STATED GOAL 1 >> Set down the passage on observed and expected frequencies in full, word for word.

SUPPLIED PASSAGE >>
The following expected frequency table shows the expected counts of researchers in each academic discipline and funding category (A, B, C, D, E), assuming that the relationship between funding and academic discipline is independent. Because most researchers are in Chemistry and most departments are in funding category C, the combination of those categories has the highest expected value (approximately 51).

Observed – Expected Frequencies

The observed − expected frequency is the difference between the count of actual observations in the cell and the count of observations in the cell that you expect if the variables are independent.

Interpretation

Use the difference between the observed and expected frequencies to look for evidence of possible associations in the data. If two variables are associated, then the distribution of observations for one variable differs depending on the category of the second variable. As a result, the magnitude of the difference between the observed frequency and the expected frequency is relatively large. If the two variables are independent, then the distribution of observations for one variable is similar for all categories of the second variable. As a result, the magnitude of the difference between the observed frequency and the expected frequency is relatively small.

DATASET EXCERPTS >>
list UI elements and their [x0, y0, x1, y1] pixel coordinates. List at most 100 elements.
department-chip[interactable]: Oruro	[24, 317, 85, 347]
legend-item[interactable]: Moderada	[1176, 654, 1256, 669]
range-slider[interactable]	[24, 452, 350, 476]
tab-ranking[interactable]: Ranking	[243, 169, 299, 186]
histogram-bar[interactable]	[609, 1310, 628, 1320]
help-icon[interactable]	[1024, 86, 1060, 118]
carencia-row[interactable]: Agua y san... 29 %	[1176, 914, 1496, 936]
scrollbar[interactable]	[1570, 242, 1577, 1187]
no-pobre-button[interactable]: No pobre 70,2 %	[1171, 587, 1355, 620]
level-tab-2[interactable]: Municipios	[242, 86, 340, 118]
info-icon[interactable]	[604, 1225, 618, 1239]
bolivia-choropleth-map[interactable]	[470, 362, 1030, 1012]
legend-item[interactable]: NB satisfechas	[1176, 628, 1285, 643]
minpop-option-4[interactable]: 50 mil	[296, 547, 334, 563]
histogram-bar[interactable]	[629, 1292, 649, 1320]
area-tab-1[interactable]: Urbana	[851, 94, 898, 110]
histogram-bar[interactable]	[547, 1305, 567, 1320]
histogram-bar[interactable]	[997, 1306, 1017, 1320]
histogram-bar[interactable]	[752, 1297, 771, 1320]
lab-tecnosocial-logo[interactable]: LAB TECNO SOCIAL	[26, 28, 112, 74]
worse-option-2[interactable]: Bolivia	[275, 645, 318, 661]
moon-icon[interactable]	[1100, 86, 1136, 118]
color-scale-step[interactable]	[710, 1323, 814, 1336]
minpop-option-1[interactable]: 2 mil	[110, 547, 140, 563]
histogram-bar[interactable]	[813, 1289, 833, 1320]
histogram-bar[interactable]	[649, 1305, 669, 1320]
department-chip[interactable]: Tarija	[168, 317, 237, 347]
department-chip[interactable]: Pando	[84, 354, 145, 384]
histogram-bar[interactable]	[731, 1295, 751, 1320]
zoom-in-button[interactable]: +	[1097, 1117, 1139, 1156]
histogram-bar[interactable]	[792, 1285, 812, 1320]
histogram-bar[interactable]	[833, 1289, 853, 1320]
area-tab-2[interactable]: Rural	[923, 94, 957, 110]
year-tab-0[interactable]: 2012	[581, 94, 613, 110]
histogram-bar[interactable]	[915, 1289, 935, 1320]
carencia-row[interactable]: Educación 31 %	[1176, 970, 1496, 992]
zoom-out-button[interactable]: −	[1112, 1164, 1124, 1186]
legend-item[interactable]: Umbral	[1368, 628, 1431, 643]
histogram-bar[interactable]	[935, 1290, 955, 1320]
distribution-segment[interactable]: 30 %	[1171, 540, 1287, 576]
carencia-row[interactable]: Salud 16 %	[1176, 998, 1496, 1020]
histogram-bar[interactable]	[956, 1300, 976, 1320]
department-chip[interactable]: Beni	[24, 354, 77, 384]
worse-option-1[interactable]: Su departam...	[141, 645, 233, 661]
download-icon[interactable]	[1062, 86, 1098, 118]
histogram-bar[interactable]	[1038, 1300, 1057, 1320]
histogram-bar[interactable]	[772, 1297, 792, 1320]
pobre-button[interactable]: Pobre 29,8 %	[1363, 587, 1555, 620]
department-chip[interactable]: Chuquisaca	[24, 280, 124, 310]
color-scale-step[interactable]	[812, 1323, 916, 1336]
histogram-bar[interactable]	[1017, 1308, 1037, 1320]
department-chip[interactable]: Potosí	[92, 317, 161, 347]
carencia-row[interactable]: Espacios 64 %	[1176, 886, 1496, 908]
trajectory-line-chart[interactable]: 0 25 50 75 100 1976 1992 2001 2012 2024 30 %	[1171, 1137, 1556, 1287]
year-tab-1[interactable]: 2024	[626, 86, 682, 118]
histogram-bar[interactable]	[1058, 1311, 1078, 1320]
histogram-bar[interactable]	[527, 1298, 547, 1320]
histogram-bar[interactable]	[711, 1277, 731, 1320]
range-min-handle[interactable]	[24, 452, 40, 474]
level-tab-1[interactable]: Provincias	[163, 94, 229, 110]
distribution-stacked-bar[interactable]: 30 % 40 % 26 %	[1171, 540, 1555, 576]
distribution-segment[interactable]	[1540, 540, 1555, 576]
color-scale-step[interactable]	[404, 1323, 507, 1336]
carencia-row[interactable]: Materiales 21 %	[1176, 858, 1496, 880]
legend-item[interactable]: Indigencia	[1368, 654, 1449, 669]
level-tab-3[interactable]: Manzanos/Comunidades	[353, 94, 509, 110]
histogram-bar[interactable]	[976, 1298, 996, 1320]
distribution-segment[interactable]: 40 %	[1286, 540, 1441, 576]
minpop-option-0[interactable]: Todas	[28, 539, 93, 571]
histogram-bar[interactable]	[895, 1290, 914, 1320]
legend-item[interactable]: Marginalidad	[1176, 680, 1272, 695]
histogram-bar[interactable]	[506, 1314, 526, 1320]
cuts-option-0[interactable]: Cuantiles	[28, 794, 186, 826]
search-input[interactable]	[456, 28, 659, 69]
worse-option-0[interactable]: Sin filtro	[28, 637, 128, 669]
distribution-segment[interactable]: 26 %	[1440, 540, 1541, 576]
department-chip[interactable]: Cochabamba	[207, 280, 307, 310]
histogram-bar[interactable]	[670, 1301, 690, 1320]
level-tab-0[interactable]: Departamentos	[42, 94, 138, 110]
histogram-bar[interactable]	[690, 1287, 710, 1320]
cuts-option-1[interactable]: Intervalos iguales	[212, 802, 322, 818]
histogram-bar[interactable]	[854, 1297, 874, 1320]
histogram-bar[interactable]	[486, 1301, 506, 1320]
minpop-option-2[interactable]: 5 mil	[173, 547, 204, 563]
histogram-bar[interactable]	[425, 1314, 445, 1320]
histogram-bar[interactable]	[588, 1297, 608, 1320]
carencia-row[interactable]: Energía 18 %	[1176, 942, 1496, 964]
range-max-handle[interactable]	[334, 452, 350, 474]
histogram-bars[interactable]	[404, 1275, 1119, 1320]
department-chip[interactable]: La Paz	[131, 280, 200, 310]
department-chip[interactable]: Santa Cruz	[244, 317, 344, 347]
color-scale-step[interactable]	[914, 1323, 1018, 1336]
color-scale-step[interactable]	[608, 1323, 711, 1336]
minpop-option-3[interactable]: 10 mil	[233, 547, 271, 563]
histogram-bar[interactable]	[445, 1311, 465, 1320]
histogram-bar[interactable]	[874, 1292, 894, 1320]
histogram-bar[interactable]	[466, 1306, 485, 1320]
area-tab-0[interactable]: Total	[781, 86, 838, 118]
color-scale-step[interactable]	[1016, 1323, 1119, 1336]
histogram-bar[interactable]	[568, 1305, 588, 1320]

STATED GOAL 2 >> Swap "histogram-bar" for "chart-bar" in the rows, starting at the first line and ending at the line that contains "1297, 771, 1320]". Give only those lines, with everything else left unchanged.

WRITTEN SOLUTION 1 >>
The following expected frequency table shows the expected counts of researchers in each academic discipline and funding category (A, B, C, D, E), assuming that the relationship between funding and academic discipline is independent. Because most researchers are in Chemistry and most departments are in funding category C, the combination of those categories has the highest expected value (approximately 51).

Observed – Expected Frequencies

The observed − expected frequency is the difference between the count of actual observations in the cell and the count of observations in the cell that you expect if the variables are independent.

Interpretation

Use the difference between the observed and expected frequencies to look for evidence of possible associations in the data. If two variables are associated, then the distribution of observations for one variable differs depending on the category of the second variable. As a result, the magnitude of the difference between the observed frequency and the expected frequency is relatively large. If the two variables are independent, then the distribution of observations for one variable is similar for all categories of the second variable. As a result, the magnitude of the difference between the observed frequency and the expected frequency is relatively small.

WRITTEN SOLUTION 2 >>
list UI elements and their [x0, y0, x1, y1] pixel coordinates. List at most 100 elements.
department-chip[interactable]: Oruro	[24, 317, 85, 347]
legend-item[interactable]: Moderada	[1176, 654, 1256, 669]
range-slider[interactable]	[24, 452, 350, 476]
tab-ranking[interactable]: Ranking	[243, 169, 299, 186]
chart-bar[interactable]	[609, 1310, 628, 1320]
help-icon[interactable]	[1024, 86, 1060, 118]
carencia-row[interactable]: Agua y san... 29 %	[1176, 914, 1496, 936]
scrollbar[interactable]	[1570, 242, 1577, 1187]
no-pobre-button[interactable]: No pobre 70,2 %	[1171, 587, 1355, 620]
level-tab-2[interactable]: Municipios	[242, 86, 340, 118]
info-icon[interactable]	[604, 1225, 618, 1239]
bolivia-choropleth-map[interactable]	[470, 362, 1030, 1012]
legend-item[interactable]: NB satisfechas	[1176, 628, 1285, 643]
minpop-option-4[interactable]: 50 mil	[296, 547, 334, 563]
chart-bar[interactable]	[629, 1292, 649, 1320]
area-tab-1[interactable]: Urbana	[851, 94, 898, 110]
chart-bar[interactable]	[547, 1305, 567, 1320]
chart-bar[interactable]	[997, 1306, 1017, 1320]
chart-bar[interactable]	[752, 1297, 771, 1320]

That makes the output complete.